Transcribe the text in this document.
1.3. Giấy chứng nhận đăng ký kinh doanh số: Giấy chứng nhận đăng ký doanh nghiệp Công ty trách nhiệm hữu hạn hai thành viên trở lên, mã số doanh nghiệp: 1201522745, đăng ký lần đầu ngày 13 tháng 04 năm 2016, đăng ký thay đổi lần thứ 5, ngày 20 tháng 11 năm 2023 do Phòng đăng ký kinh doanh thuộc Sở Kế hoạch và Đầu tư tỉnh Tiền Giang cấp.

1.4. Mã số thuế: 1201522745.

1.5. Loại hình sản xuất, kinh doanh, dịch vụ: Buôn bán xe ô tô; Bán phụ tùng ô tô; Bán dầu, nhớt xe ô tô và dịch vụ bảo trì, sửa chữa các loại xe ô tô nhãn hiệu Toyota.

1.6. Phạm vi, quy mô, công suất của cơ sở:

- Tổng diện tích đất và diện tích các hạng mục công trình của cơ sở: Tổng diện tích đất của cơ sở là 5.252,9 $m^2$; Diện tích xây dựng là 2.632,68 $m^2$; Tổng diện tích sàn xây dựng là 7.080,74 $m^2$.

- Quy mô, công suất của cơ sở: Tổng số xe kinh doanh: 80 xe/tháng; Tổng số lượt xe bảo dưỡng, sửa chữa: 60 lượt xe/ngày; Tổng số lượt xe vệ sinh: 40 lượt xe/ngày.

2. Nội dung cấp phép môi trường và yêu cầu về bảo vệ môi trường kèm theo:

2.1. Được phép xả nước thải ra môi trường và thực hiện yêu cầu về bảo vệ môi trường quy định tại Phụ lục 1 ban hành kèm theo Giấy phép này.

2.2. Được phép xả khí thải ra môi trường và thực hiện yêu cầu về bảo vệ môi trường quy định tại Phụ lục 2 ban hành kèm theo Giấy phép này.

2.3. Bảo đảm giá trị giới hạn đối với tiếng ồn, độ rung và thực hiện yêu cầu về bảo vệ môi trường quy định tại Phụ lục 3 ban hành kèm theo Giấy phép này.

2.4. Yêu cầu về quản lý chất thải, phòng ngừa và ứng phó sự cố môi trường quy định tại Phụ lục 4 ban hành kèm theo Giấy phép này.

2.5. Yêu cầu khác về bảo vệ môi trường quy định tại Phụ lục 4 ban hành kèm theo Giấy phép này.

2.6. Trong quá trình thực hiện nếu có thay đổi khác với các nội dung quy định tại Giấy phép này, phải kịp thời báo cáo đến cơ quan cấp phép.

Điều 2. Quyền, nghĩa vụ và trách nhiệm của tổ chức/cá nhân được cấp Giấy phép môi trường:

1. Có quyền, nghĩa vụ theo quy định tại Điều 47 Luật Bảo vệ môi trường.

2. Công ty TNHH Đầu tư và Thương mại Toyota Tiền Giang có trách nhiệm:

************

▶ **WRITTEN PROBLEM**: Set down the listing above in full, please, exactly as it appears.

▶ **RESULT OF THE EXERCISE**:
Transcribe the text in this document.
1.3. Giấy chứng nhận đăng ký kinh doanh số: Giấy chứng nhận đăng ký doanh nghiệp Công ty trách nhiệm hữu hạn hai thành viên trở lên, mã số doanh nghiệp: 1201522745, đăng ký lần đầu ngày 13 tháng 04 năm 2016, đăng ký thay đổi lần thứ 5, ngày 20 tháng 11 năm 2023 do Phòng đăng ký kinh doanh thuộc Sở Kế hoạch và Đầu tư tỉnh Tiền Giang cấp.

1.4. Mã số thuế: 1201522745.

1.5. Loại hình sản xuất, kinh doanh, dịch vụ: Buôn bán xe ô tô; Bán phụ tùng ô tô; Bán dầu, nhớt xe ô tô và dịch vụ bảo trì, sửa chữa các loại xe ô tô nhãn hiệu Toyota.

1.6. Phạm vi, quy mô, công suất của cơ sở:

- Tổng diện tích đất và diện tích các hạng mục công trình của cơ sở: Tổng diện tích đất của cơ sở là 5.252,9 $m^2$; Diện tích xây dựng là 2.632,68 $m^2$; Tổng diện tích sàn xây dựng là 7.080,74 $m^2$.

- Quy mô, công suất của cơ sở: Tổng số xe kinh doanh: 80 xe/tháng; Tổng số lượt xe bảo dưỡng, sửa chữa: 60 lượt xe/ngày; Tổng số lượt xe vệ sinh: 40 lượt xe/ngày.

2. Nội dung cấp phép môi trường và yêu cầu về bảo vệ môi trường kèm theo:

2.1. Được phép xả nước thải ra môi trường và thực hiện yêu cầu về bảo vệ môi trường quy định tại Phụ lục 1 ban hành kèm theo Giấy phép này.

2.2. Được phép xả khí thải ra môi trường và thực hiện yêu cầu về bảo vệ môi trường quy định tại Phụ lục 2 ban hành kèm theo Giấy phép này.

2.3. Bảo đảm giá trị giới hạn đối với tiếng ồn, độ rung và thực hiện yêu cầu về bảo vệ môi trường quy định tại Phụ lục 3 ban hành kèm theo Giấy phép này.

2.4. Yêu cầu về quản lý chất thải, phòng ngừa và ứng phó sự cố môi trường quy định tại Phụ lục 4 ban hành kèm theo Giấy phép này.

2.5. Yêu cầu khác về bảo vệ môi trường quy định tại Phụ lục 4 ban hành kèm theo Giấy phép này.

2.6. Trong quá trình thực hiện nếu có thay đổi khác với các nội dung quy định tại Giấy phép này, phải kịp thời báo cáo đến cơ quan cấp phép.

Điều 2. Quyền, nghĩa vụ và trách nhiệm của tổ chức/cá nhân được cấp Giấy phép môi trường:

1. Có quyền, nghĩa vụ theo quy định tại Điều 47 Luật Bảo vệ môi trường.

2. Công ty TNHH Đầu tư và Thương mại Toyota Tiền Giang có trách nhiệm:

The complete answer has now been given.